### Task directions
Exclude the pictures and reproduce the remaining data exactly as written.

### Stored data
>> BEGIN

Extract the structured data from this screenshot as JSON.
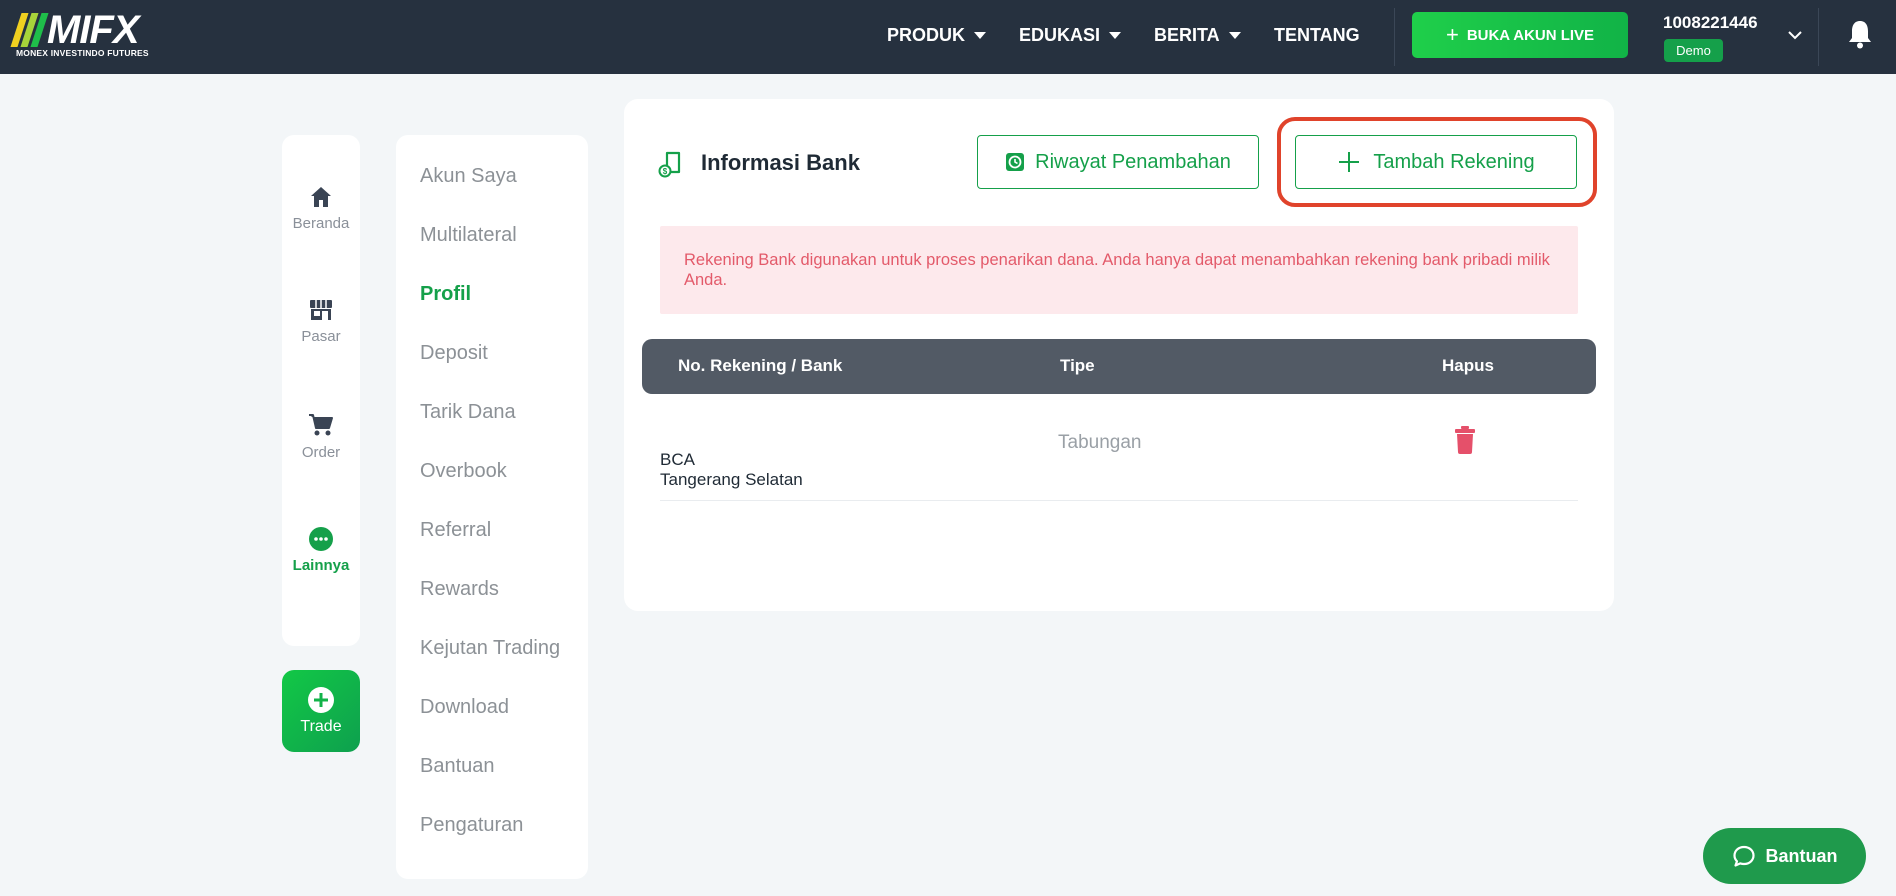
{
  "header": {
    "logo_text": "MIFX",
    "logo_subtitle": "MONEX INVESTINDO FUTURES",
    "nav": [
      {
        "label": "PRODUK",
        "has_dropdown": true
      },
      {
        "label": "EDUKASI",
        "has_dropdown": true
      },
      {
        "label": "BERITA",
        "has_dropdown": true
      },
      {
        "label": "TENTANG",
        "has_dropdown": false
      }
    ],
    "live_button": "BUKA AKUN LIVE",
    "account_number": "1008221446",
    "account_type": "Demo",
    "accent_color": "#15a04a",
    "logo_stripe_colors": [
      "#f0d020",
      "#a8d43a",
      "#1fbf4a"
    ]
  },
  "rail": {
    "items": [
      {
        "label": "Beranda",
        "icon": "home-icon",
        "active": false
      },
      {
        "label": "Pasar",
        "icon": "store-icon",
        "active": false
      },
      {
        "label": "Order",
        "icon": "cart-icon",
        "active": false
      },
      {
        "label": "Lainnya",
        "icon": "more-icon",
        "active": true
      }
    ],
    "trade_label": "Trade"
  },
  "menu": {
    "items": [
      {
        "label": "Akun Saya",
        "active": false
      },
      {
        "label": "Multilateral",
        "active": false
      },
      {
        "label": "Profil",
        "active": true
      },
      {
        "label": "Deposit",
        "active": false
      },
      {
        "label": "Tarik Dana",
        "active": false
      },
      {
        "label": "Overbook",
        "active": false
      },
      {
        "label": "Referral",
        "active": false
      },
      {
        "label": "Rewards",
        "active": false
      },
      {
        "label": "Kejutan Trading",
        "active": false
      },
      {
        "label": "Download",
        "active": false
      },
      {
        "label": "Bantuan",
        "active": false
      },
      {
        "label": "Pengaturan",
        "active": false
      }
    ]
  },
  "bank_info": {
    "title": "Informasi Bank",
    "history_button": "Riwayat Penambahan",
    "add_button": "Tambah Rekening",
    "alert_text": "Rekening Bank digunakan untuk proses penarikan dana. Anda hanya dapat menambahkan rekening bank pribadi milik Anda.",
    "table": {
      "columns": [
        "No. Rekening / Bank",
        "Tipe",
        "Hapus"
      ],
      "rows": [
        {
          "bank": "BCA",
          "branch": "Tangerang Selatan",
          "type": "Tabungan"
        }
      ]
    }
  },
  "help_button": "Bantuan"
}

>> END

### Response
Extract the structured data from this screenshot as JSON.
{
  "header": {
    "logo_text": "MIFX",
    "logo_subtitle": "MONEX INVESTINDO FUTURES",
    "nav": [
      {
        "label": "PRODUK",
        "has_dropdown": true
      },
      {
        "label": "EDUKASI",
        "has_dropdown": true
      },
      {
        "label": "BERITA",
        "has_dropdown": true
      },
      {
        "label": "TENTANG",
        "has_dropdown": false
      }
    ],
    "live_button": "BUKA AKUN LIVE",
    "account_number": "1008221446",
    "account_type": "Demo",
    "accent_color": "#15a04a",
    "logo_stripe_colors": [
      "#f0d020",
      "#a8d43a",
      "#1fbf4a"
    ]
  },
  "rail": {
    "items": [
      {
        "label": "Beranda",
        "icon": "home-icon",
        "active": false
      },
      {
        "label": "Pasar",
        "icon": "store-icon",
        "active": false
      },
      {
        "label": "Order",
        "icon": "cart-icon",
        "active": false
      },
      {
        "label": "Lainnya",
        "icon": "more-icon",
        "active": true
      }
    ],
    "trade_label": "Trade"
  },
  "menu": {
    "items": [
      {
        "label": "Akun Saya",
        "active": false
      },
      {
        "label": "Multilateral",
        "active": false
      },
      {
        "label": "Profil",
        "active": true
      },
      {
        "label": "Deposit",
        "active": false
      },
      {
        "label": "Tarik Dana",
        "active": false
      },
      {
        "label": "Overbook",
        "active": false
      },
      {
        "label": "Referral",
        "active": false
      },
      {
        "label": "Rewards",
        "active": false
      },
      {
        "label": "Kejutan Trading",
        "active": false
      },
      {
        "label": "Download",
        "active": false
      },
      {
        "label": "Bantuan",
        "active": false
      },
      {
        "label": "Pengaturan",
        "active": false
      }
    ]
  },
  "bank_info": {
    "title": "Informasi Bank",
    "history_button": "Riwayat Penambahan",
    "add_button": "Tambah Rekening",
    "alert_text": "Rekening Bank digunakan untuk proses penarikan dana. Anda hanya dapat menambahkan rekening bank pribadi milik Anda.",
    "table": {
      "columns": [
        "No. Rekening / Bank",
        "Tipe",
        "Hapus"
      ],
      "rows": [
        {
          "bank": "BCA",
          "branch": "Tangerang Selatan",
          "type": "Tabungan"
        }
      ]
    }
  },
  "help_button": "Bantuan"
}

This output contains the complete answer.